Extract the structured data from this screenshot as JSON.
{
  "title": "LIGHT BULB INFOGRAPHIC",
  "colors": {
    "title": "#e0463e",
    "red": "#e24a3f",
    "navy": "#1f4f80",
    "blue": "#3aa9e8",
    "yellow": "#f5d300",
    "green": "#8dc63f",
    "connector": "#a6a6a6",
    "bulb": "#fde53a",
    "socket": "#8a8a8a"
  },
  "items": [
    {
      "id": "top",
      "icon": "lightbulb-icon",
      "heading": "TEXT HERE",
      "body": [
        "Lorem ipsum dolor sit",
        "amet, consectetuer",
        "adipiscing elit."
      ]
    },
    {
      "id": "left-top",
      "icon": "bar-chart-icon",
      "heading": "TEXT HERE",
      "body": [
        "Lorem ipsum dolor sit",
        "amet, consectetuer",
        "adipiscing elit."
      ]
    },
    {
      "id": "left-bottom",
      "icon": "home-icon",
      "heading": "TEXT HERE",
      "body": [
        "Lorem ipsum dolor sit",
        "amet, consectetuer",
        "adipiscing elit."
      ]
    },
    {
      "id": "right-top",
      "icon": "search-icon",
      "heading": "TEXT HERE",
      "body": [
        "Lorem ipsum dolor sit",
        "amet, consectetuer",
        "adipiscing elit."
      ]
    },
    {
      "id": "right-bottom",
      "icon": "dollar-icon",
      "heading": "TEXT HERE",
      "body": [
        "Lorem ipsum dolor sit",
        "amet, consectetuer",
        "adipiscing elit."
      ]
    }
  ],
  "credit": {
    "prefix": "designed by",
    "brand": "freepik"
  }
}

━━━━━━━━

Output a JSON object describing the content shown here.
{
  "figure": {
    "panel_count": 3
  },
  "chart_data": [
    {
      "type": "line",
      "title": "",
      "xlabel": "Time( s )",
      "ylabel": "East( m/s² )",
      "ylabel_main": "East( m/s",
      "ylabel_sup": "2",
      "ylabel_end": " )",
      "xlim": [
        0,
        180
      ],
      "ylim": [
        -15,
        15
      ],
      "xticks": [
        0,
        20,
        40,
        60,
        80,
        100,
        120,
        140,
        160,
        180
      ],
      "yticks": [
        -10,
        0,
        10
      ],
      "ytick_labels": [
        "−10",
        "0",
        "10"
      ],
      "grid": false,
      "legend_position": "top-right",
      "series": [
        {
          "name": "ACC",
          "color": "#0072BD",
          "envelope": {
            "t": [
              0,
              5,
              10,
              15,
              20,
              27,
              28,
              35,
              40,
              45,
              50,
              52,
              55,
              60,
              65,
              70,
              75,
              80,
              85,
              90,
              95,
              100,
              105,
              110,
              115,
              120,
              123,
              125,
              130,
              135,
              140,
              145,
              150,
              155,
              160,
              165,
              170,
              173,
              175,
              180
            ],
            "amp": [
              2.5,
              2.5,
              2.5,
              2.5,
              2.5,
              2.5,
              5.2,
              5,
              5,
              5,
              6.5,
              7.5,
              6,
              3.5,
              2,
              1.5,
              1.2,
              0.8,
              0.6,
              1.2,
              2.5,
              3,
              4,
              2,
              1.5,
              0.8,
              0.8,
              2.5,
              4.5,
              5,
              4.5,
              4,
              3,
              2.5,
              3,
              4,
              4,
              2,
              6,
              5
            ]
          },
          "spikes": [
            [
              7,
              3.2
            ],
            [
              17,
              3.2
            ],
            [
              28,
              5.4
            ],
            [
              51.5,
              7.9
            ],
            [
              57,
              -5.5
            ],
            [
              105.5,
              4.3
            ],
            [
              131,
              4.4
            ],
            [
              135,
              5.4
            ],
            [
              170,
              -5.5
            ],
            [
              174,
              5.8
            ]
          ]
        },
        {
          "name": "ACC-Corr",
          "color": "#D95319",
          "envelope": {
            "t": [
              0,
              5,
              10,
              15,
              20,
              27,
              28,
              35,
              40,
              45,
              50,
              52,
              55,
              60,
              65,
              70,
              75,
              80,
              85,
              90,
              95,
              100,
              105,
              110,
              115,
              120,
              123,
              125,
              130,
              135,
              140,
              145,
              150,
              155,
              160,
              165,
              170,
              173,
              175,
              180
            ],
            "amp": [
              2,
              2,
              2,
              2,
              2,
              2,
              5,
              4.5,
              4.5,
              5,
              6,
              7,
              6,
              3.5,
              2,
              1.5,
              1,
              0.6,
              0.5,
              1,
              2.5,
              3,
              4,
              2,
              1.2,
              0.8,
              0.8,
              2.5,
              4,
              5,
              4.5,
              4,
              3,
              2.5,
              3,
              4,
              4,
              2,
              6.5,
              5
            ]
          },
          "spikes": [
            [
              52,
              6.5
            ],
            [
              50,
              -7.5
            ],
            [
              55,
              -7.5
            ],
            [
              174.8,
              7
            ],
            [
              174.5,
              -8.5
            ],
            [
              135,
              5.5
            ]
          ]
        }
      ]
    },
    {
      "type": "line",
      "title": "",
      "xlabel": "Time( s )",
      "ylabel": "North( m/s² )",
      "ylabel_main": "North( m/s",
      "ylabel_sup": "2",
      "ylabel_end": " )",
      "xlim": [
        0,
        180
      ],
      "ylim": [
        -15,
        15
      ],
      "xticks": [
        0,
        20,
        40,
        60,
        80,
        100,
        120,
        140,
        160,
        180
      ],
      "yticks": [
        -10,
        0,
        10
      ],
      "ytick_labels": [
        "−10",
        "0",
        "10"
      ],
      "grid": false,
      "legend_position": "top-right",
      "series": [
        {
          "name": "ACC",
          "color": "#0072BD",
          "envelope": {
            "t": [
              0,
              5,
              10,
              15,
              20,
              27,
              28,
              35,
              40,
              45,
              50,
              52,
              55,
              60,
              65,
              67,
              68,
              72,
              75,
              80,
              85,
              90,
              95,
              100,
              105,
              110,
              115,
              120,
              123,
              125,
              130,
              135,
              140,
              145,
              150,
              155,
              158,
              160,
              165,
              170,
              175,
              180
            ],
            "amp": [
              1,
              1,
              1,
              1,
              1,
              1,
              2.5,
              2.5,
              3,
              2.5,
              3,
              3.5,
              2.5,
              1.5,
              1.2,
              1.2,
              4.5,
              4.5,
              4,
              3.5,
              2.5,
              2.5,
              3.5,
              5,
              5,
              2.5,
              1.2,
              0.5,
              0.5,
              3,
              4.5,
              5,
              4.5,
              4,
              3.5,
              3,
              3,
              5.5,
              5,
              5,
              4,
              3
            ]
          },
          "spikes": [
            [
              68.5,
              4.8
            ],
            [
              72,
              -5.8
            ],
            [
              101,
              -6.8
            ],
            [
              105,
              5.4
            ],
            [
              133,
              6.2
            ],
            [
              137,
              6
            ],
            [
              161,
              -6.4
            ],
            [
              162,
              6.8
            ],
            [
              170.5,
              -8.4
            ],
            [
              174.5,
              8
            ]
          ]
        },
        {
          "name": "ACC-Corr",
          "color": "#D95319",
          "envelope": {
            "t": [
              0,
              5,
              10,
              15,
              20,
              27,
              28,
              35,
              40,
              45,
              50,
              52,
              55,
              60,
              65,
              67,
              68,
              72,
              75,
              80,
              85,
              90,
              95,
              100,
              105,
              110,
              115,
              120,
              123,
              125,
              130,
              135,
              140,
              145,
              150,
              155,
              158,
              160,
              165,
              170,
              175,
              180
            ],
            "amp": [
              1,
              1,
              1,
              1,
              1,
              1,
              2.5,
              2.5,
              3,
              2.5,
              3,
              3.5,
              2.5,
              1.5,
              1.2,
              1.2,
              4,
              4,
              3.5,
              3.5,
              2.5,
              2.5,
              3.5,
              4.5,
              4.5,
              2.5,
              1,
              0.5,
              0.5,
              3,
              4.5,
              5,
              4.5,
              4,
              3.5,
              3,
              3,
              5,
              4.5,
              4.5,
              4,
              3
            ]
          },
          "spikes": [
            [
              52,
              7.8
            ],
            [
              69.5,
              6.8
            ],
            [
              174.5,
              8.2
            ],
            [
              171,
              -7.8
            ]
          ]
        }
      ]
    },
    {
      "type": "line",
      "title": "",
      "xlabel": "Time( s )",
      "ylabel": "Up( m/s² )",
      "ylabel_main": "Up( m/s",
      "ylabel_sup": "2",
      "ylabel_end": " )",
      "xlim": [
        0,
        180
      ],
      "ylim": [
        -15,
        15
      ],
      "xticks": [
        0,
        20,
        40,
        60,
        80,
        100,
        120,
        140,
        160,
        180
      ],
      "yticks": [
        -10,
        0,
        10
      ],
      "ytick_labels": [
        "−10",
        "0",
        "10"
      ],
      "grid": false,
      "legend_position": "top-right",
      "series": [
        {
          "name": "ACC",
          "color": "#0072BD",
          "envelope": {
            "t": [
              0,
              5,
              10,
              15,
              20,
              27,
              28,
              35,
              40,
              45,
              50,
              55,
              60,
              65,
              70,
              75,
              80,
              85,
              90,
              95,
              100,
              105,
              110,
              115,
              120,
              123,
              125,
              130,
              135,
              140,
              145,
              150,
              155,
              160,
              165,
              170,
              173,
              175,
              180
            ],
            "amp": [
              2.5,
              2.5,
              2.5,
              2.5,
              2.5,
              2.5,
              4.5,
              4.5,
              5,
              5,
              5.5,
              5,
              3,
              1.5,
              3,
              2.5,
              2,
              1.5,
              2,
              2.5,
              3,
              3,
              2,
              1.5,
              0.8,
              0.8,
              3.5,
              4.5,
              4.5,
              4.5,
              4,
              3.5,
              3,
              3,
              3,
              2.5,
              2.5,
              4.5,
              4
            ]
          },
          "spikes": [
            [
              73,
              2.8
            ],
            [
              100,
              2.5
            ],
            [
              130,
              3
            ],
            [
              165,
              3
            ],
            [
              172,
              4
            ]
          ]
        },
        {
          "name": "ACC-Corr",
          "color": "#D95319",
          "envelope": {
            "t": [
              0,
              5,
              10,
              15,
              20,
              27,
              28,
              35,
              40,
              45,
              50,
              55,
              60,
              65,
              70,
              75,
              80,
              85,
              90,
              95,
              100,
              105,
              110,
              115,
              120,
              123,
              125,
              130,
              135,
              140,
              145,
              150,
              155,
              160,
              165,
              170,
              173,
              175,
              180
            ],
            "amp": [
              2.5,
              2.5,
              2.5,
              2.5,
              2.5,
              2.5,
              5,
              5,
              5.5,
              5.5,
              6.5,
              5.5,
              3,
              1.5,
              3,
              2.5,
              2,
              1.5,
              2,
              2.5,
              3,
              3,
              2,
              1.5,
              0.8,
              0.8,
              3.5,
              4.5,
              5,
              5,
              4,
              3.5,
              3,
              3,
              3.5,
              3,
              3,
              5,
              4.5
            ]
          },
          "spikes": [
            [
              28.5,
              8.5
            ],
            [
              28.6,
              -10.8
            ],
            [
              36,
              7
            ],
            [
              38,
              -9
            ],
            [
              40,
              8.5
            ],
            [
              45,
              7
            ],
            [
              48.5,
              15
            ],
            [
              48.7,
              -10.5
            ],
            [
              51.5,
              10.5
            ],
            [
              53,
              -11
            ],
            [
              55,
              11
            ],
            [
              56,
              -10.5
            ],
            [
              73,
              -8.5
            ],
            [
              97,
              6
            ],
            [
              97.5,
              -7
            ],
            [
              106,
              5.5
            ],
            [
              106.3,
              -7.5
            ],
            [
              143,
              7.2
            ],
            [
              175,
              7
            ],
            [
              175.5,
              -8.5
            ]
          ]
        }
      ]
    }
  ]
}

━━━━━━━━

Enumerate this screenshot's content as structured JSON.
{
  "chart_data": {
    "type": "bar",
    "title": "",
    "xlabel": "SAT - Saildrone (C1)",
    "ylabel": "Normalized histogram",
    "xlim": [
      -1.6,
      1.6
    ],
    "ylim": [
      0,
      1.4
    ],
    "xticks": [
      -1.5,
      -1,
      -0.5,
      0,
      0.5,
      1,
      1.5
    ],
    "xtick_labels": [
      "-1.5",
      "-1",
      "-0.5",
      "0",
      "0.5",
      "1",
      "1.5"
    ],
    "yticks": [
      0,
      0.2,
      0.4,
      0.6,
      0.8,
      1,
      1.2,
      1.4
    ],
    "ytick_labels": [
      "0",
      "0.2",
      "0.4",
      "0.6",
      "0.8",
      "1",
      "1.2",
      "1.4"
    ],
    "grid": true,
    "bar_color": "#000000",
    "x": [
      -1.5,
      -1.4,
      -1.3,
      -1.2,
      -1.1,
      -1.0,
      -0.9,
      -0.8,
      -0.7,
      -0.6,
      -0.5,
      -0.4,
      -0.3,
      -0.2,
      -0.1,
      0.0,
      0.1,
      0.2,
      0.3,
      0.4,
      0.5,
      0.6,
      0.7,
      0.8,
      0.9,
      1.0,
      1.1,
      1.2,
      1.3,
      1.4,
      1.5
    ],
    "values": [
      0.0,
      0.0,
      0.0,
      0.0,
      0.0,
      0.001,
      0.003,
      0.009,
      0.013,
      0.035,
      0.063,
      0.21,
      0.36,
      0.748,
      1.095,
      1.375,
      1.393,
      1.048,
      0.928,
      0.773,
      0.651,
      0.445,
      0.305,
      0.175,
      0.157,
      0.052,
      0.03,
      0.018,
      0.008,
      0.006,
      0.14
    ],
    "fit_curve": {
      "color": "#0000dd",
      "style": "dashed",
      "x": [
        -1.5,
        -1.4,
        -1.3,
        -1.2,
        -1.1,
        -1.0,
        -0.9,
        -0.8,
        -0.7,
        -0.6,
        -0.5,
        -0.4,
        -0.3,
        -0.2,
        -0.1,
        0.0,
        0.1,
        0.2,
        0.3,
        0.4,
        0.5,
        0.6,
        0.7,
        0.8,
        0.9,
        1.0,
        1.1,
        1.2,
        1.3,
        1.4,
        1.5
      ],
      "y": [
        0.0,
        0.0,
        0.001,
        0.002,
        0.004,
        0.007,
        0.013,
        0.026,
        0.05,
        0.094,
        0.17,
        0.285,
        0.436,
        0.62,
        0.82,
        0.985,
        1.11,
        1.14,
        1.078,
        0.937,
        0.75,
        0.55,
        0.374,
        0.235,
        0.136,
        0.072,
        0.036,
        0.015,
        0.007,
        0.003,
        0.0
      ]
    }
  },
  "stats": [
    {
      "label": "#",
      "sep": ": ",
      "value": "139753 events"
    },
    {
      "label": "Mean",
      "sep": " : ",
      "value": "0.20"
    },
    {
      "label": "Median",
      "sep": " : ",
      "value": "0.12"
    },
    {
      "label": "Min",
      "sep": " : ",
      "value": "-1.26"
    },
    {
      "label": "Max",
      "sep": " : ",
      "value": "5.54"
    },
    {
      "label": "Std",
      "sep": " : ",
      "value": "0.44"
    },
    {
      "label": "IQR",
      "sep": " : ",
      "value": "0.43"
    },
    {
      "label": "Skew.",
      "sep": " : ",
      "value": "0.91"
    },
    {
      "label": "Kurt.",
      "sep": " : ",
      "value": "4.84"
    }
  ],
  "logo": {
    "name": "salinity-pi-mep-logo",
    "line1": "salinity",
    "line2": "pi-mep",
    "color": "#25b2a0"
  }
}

━━━━━━━━

▶ _Goal_
Your task is to collect every line above that contains the word "JSON".

▶ _Exercise response_
Extract the structured data from this screenshot as JSON.
Output a JSON object describing the content shown here.
Enumerate this screenshot's content as structured JSON.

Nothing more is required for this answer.